(Records in a dataset)
================
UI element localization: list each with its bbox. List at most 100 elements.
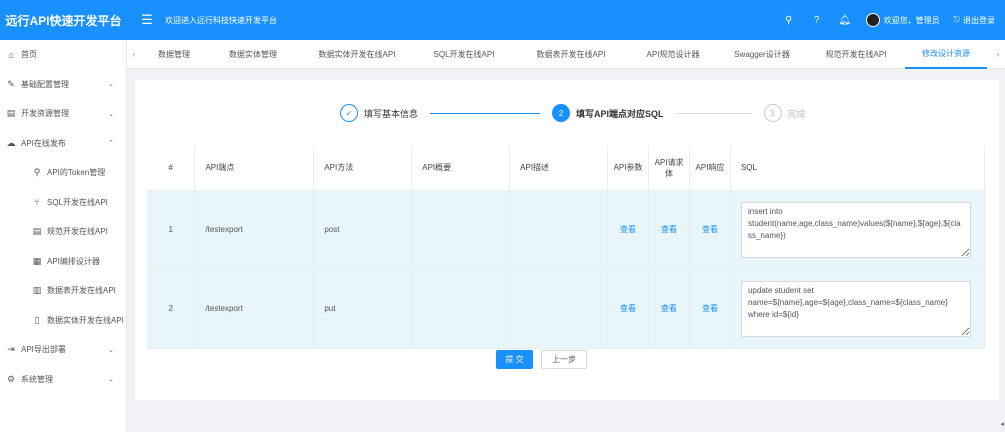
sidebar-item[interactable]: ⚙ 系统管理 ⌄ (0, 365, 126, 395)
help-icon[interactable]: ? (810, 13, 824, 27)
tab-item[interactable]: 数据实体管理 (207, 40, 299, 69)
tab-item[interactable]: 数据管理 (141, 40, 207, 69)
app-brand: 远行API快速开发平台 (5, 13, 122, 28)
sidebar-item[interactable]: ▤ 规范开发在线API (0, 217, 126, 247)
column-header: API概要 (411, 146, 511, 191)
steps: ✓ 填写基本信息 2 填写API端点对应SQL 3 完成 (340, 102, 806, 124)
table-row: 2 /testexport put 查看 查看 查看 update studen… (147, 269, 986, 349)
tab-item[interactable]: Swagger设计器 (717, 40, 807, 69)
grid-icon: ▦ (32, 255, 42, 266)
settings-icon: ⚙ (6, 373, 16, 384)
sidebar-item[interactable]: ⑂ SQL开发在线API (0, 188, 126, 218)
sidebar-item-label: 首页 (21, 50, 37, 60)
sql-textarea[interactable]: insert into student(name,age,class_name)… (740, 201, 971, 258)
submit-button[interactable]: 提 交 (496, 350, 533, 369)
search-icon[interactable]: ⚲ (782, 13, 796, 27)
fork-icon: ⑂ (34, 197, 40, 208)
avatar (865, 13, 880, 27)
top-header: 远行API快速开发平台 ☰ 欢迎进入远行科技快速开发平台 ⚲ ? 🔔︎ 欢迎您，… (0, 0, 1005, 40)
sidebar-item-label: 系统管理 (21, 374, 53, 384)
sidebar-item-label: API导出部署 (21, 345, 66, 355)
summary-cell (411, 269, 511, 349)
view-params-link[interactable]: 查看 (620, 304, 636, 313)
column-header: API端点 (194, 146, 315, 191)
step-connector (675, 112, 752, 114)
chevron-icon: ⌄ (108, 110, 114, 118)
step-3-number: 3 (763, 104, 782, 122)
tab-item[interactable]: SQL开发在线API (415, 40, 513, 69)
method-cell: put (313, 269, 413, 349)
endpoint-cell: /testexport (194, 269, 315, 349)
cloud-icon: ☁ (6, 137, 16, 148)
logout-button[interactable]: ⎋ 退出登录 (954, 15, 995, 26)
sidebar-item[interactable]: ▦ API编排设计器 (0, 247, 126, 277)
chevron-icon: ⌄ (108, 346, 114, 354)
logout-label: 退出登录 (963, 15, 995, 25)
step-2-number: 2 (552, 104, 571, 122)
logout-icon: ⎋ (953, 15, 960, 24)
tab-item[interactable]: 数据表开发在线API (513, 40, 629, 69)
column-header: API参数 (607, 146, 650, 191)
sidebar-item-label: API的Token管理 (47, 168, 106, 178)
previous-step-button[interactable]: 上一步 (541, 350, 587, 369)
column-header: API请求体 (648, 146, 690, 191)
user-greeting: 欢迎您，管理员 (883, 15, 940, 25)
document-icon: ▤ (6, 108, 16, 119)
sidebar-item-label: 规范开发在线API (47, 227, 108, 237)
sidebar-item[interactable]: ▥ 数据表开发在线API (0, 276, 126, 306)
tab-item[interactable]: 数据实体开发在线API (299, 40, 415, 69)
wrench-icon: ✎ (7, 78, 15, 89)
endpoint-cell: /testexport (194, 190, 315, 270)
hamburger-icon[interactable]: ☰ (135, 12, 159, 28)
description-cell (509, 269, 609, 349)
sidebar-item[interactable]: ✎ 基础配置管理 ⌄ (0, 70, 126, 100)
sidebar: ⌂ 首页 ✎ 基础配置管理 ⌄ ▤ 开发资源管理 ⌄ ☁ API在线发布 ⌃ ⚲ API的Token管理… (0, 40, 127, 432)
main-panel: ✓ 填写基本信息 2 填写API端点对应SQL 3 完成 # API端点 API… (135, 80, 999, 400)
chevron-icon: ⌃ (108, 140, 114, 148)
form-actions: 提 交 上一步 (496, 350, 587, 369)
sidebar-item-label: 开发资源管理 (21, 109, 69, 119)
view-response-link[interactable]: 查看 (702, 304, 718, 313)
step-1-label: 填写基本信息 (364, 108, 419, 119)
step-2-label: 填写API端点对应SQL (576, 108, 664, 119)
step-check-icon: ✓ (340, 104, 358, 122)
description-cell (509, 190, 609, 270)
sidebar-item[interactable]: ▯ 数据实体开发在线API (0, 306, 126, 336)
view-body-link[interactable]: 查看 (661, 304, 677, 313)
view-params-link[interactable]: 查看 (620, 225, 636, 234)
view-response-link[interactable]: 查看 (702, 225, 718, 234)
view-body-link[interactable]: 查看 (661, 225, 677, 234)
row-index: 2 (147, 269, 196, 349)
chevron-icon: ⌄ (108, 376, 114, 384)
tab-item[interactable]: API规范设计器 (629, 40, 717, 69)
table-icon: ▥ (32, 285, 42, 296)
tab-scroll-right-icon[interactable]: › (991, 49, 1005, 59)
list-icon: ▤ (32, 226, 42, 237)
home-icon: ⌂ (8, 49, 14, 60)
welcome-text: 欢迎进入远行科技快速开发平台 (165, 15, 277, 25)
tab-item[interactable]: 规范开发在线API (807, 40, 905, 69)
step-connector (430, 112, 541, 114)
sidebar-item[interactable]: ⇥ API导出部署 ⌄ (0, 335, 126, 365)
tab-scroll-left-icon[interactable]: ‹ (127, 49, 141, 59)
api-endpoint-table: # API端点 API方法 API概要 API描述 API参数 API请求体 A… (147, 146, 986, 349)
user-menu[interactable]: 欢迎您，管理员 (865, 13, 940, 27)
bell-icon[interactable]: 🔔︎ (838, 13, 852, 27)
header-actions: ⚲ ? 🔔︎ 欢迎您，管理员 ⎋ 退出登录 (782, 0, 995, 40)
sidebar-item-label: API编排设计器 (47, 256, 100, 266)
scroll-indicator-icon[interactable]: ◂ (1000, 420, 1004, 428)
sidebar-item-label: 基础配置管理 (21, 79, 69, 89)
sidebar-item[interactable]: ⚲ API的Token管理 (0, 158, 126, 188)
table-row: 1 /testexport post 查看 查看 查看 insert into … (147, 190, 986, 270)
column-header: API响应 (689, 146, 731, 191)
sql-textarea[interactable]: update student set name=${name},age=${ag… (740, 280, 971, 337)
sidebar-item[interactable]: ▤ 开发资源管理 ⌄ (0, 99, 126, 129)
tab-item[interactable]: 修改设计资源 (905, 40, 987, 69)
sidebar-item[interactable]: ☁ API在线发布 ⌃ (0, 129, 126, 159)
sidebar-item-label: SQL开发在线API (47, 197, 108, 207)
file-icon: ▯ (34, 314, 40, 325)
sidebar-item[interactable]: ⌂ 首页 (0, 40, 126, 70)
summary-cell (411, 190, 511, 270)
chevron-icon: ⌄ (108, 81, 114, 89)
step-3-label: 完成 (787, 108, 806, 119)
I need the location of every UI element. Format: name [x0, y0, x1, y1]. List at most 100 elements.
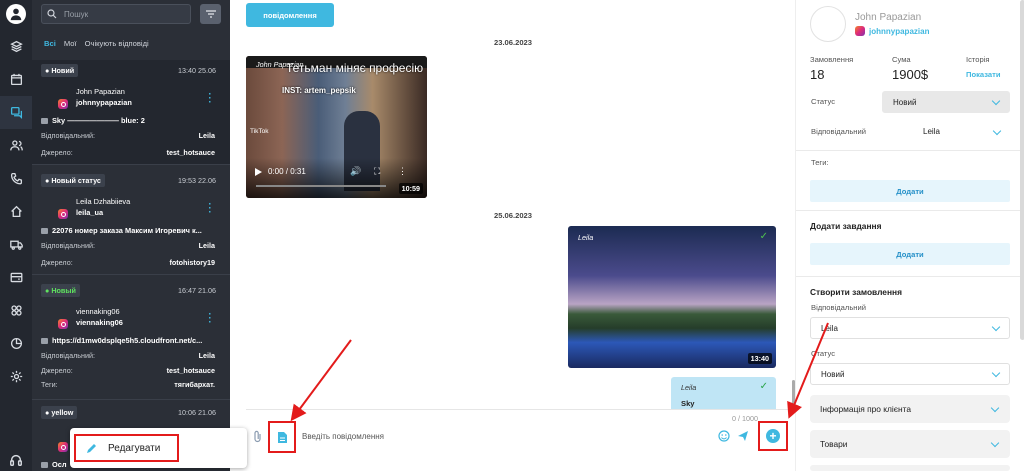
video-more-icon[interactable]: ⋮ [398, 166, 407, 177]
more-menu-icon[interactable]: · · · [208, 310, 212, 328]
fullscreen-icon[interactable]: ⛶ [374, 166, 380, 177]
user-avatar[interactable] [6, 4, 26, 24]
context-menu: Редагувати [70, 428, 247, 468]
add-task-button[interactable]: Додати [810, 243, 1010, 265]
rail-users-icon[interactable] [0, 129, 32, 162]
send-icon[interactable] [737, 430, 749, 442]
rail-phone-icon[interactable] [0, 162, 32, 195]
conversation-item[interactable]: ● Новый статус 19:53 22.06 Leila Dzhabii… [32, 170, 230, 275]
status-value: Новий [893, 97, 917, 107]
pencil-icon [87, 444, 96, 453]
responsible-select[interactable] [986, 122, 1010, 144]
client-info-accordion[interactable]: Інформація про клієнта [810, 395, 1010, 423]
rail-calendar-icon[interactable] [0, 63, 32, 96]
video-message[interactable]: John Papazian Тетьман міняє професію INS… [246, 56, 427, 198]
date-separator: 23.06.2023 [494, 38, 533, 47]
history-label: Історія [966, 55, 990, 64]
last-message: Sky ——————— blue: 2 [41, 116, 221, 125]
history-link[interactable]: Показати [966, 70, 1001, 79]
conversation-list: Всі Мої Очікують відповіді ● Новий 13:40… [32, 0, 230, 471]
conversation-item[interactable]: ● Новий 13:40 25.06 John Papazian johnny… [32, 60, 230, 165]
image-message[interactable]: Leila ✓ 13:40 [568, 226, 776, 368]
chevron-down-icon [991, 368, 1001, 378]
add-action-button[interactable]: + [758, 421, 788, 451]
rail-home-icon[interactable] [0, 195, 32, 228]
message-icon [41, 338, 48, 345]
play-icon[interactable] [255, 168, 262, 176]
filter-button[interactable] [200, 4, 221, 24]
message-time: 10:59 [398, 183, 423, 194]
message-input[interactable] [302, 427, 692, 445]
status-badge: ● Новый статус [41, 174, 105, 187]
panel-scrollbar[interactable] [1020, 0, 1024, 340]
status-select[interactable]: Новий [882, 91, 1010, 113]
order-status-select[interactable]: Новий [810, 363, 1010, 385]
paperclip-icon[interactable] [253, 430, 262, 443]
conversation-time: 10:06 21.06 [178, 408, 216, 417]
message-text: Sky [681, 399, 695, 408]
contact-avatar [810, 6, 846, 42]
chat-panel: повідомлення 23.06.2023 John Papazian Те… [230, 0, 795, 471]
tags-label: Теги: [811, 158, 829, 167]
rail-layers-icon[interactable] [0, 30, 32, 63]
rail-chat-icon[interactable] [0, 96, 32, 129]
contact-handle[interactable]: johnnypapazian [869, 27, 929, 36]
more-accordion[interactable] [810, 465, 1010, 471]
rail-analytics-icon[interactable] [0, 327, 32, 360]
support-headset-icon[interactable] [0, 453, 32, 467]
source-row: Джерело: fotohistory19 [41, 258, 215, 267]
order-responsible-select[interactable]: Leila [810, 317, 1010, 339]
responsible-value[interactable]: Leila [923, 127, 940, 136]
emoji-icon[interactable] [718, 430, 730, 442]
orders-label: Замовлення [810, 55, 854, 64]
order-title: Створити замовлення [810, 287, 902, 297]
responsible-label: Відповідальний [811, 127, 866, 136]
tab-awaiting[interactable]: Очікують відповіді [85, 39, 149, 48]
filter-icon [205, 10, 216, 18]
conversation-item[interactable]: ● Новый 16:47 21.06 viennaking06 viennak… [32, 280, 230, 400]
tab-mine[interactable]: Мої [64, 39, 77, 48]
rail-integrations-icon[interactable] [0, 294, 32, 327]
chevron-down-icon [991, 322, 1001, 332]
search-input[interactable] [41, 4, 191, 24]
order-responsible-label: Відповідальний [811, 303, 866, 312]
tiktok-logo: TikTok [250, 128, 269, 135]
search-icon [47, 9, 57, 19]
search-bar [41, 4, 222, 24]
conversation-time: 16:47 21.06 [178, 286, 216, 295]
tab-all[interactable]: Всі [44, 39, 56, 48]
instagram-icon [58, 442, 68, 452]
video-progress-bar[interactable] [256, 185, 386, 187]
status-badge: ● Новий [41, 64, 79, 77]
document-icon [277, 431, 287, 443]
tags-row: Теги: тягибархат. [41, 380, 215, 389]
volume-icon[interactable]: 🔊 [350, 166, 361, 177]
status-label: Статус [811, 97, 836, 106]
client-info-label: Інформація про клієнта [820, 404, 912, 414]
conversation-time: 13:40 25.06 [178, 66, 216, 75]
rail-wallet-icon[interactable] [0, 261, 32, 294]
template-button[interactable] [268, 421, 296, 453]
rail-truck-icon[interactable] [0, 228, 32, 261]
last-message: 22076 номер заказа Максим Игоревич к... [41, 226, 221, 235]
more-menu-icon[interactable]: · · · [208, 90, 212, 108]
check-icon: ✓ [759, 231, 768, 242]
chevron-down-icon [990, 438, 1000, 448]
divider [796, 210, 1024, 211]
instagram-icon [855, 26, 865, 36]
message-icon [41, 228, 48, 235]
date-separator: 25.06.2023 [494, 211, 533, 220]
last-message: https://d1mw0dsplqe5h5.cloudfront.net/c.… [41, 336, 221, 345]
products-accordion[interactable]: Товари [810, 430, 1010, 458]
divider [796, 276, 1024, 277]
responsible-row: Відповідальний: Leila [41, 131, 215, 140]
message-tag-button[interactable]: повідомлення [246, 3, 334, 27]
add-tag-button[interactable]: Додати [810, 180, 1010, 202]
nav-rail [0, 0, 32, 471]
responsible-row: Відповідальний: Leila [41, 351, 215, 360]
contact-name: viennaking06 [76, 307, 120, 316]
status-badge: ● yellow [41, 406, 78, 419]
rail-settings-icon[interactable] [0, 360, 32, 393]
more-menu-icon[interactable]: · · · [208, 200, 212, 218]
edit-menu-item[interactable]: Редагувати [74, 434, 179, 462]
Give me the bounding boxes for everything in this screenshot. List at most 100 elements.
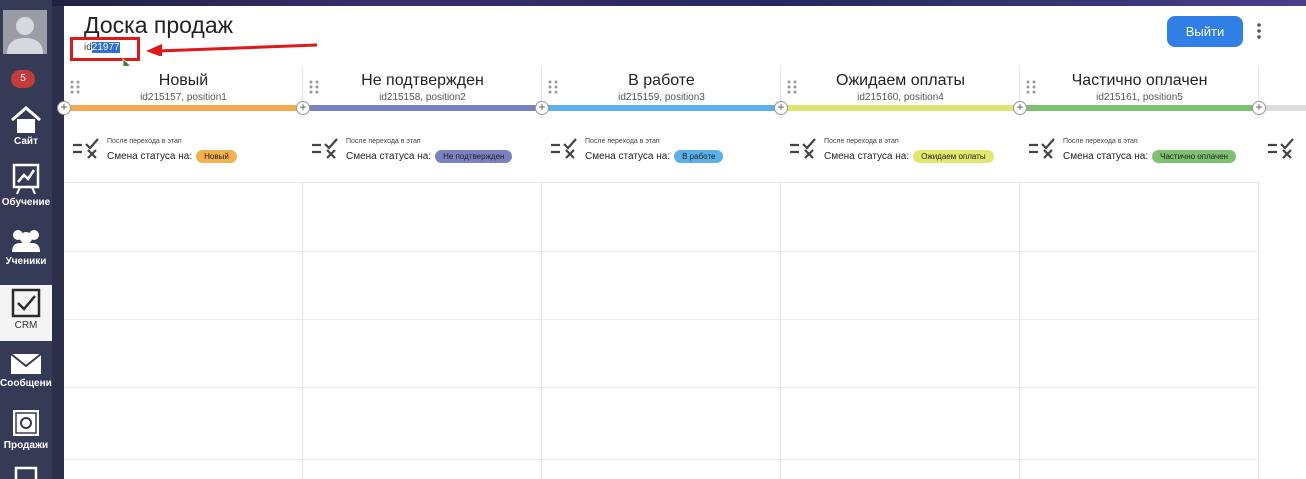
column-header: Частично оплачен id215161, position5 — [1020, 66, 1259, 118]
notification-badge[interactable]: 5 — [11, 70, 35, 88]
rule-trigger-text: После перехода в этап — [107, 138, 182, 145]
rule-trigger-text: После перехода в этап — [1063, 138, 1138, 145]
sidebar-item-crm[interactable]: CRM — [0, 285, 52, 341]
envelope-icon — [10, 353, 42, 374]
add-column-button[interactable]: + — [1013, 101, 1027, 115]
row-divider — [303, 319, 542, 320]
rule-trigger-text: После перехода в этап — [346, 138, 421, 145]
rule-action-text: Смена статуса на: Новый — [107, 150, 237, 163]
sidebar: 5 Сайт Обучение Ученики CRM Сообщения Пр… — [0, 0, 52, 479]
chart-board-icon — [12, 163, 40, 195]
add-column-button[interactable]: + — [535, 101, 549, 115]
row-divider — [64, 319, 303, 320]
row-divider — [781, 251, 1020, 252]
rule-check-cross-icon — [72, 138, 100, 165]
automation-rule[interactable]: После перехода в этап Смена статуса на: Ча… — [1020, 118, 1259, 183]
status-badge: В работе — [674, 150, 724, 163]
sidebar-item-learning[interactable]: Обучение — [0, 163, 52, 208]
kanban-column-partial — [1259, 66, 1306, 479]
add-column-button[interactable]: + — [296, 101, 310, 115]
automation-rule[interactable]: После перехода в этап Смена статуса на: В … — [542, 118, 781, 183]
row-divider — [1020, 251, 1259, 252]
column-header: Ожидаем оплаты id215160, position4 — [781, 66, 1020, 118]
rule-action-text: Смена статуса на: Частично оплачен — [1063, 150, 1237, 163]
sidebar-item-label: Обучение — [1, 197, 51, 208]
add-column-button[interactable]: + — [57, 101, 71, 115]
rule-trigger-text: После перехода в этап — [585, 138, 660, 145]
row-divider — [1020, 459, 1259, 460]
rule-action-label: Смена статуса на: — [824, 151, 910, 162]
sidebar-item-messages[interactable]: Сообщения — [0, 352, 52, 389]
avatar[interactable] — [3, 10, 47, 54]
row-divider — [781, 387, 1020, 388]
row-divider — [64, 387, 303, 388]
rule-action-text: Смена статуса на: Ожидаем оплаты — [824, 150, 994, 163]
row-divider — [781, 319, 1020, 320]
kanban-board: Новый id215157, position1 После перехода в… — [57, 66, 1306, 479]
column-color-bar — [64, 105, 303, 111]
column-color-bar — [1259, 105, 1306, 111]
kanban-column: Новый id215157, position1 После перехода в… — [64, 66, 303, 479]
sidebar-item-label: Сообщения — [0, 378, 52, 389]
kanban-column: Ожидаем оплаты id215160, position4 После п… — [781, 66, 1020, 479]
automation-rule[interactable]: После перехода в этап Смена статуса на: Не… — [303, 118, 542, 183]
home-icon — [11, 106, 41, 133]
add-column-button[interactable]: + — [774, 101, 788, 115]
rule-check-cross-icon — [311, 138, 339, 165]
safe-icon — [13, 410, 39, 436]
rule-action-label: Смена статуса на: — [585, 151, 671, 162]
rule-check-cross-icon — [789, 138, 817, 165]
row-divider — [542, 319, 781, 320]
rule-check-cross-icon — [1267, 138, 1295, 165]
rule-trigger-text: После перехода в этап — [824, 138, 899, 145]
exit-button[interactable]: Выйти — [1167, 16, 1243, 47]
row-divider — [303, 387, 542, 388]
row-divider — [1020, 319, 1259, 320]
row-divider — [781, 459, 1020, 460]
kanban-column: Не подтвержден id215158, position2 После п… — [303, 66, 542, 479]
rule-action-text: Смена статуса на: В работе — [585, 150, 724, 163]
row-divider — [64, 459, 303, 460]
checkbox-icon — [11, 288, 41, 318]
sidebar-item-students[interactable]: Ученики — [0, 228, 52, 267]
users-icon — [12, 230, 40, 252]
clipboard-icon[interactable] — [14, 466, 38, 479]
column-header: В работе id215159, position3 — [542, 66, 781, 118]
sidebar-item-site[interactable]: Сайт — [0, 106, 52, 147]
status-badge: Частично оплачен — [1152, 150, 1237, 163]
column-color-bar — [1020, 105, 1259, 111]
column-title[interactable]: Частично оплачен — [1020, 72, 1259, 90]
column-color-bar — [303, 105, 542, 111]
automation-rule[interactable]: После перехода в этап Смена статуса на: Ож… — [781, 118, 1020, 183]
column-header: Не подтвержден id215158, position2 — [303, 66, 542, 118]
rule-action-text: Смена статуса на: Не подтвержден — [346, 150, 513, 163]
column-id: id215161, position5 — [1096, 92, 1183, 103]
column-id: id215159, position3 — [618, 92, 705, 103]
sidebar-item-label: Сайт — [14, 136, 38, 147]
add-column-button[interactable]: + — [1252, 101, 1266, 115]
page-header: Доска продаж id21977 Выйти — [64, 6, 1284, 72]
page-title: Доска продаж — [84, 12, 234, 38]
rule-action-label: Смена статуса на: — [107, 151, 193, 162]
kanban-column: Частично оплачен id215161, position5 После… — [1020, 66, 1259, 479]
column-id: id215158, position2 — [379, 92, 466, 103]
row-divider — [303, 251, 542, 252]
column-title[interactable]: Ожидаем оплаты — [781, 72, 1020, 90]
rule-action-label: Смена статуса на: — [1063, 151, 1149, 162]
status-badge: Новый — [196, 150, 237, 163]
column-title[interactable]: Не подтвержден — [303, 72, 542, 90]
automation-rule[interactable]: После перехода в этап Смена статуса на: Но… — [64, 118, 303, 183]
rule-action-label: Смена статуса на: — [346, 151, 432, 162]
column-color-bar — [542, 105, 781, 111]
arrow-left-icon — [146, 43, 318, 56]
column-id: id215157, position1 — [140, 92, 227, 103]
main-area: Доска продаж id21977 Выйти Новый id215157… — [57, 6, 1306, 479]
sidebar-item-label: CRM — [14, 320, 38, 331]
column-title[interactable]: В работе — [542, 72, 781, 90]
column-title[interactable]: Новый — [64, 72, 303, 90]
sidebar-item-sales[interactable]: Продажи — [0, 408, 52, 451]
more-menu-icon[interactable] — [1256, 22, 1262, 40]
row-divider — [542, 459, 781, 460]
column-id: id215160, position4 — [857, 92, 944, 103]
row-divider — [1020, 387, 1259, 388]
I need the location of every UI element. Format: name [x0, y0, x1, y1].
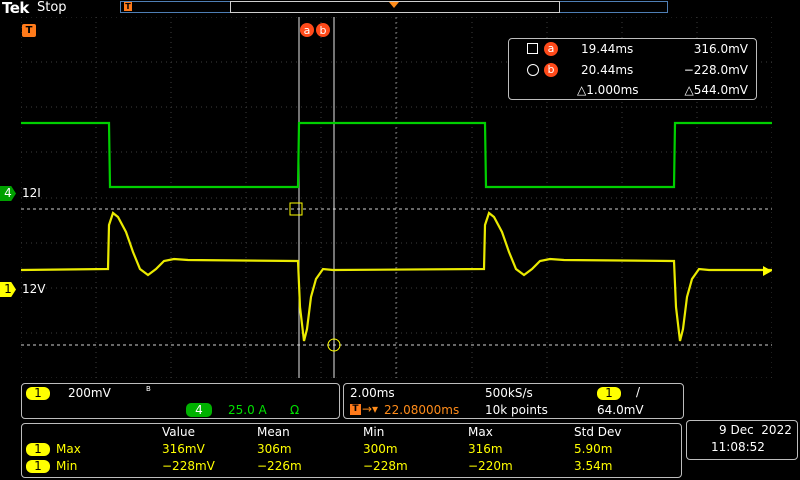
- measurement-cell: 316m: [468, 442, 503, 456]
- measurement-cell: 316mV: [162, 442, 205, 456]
================
### [THE TASK]
Output the lines starting at the one that contains "- measurement-cell: 316m: [468, 442, 503, 456]" and ending at the last line of the rows, with both ends included, reproducing each line verbatim.

### [RESPONSE TO THE TASK]
- measurement-cell: 316m: [468, 442, 503, 456]
- measurement-cell: 316mV: [162, 442, 205, 456]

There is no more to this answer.